Set tasks:
**1)** In the SQLite mailing list message, what did the planner do after the sqlite_stat1 table was manually updated with the proper values?
**2)** List every table, index, and column that the SQLite mailing list message names.
**3)** Repeat the part of the SQLite mailing list message between "On Tue, Apr" and "idx_a highly inflated.", inclusive.

On Tue, Apr 8, 2008 at 2:03 PM, Jay A. Kreibich <[EMAIL PROTECTED]> wrote:
>   The stat table actually hurts in this case, since the stats for both
>   indexes are the same.  This appears to be because two NULL values
>   appear to be considered distinct values, so the analysis system sees
>   column a as being full of unique values.  That makes the "usefulness"
>   weight of idx_a highly inflated.

This may indeed be a bug -- thanks for filing it.  However, even after
manually updating the sqlite_stat1 table with the proper values (as if
the bug were fixed), the planner still did exactly the same thing.

Records shown:
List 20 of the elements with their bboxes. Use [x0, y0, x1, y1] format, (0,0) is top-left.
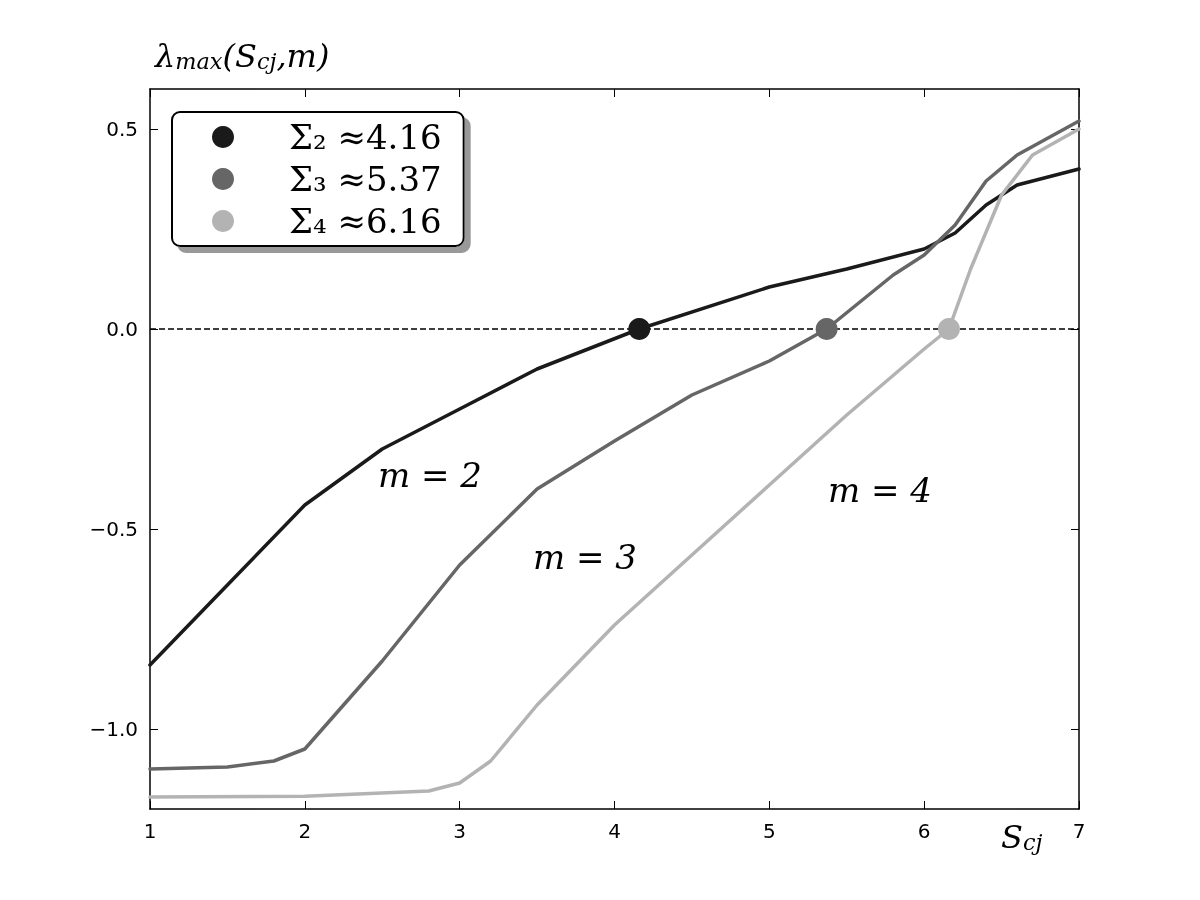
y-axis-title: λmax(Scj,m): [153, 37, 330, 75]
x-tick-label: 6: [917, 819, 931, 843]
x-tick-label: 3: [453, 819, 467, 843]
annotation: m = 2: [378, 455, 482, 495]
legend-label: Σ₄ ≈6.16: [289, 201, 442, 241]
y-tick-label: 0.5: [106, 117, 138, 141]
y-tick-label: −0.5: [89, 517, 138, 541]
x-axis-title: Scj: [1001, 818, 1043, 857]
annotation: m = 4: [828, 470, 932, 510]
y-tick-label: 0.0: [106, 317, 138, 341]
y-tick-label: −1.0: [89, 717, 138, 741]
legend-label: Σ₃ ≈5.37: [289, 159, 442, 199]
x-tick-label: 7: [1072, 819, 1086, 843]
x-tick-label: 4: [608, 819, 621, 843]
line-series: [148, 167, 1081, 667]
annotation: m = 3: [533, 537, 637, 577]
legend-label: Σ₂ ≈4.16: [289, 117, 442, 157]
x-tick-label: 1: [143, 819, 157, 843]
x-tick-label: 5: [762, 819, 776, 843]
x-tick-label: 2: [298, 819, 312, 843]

--

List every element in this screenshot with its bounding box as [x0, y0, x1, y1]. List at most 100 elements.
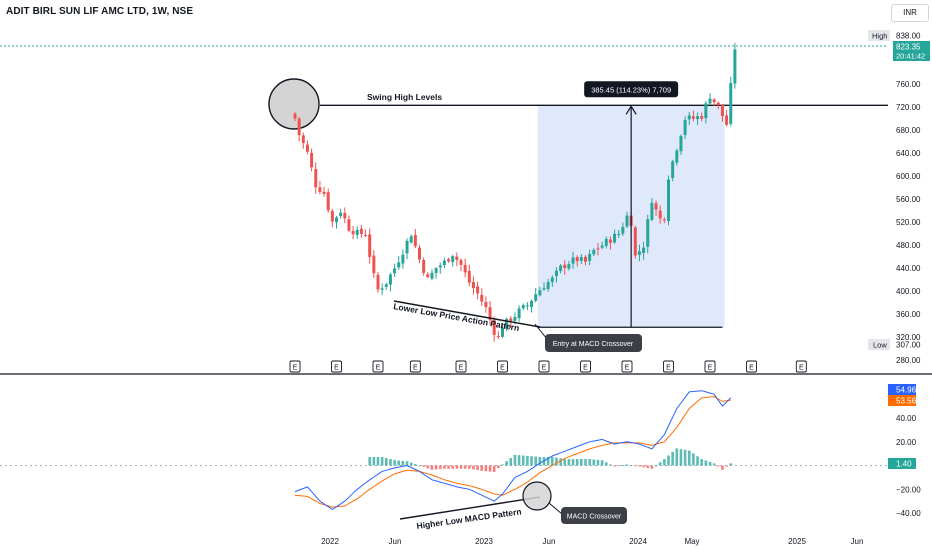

Final answers:
**1)** The planner still did exactly the same thing.

**2)** sqlite_stat1 (table), idx_a (index), a (column)

**3)**
On Tue, Apr 8, 2008 at 2:03 PM, Jay A. Kreibich <[EMAIL PROTECTED]> wrote:
>   The stat table actually hurts in this case, since the stats for both
>   indexes are the same.  This appears to be because two NULL values
>   appear to be considered distinct values, so the analysis system sees
>   column a as being full of unique values.  That makes the "usefulness"
>   weight of idx_a highly inflated.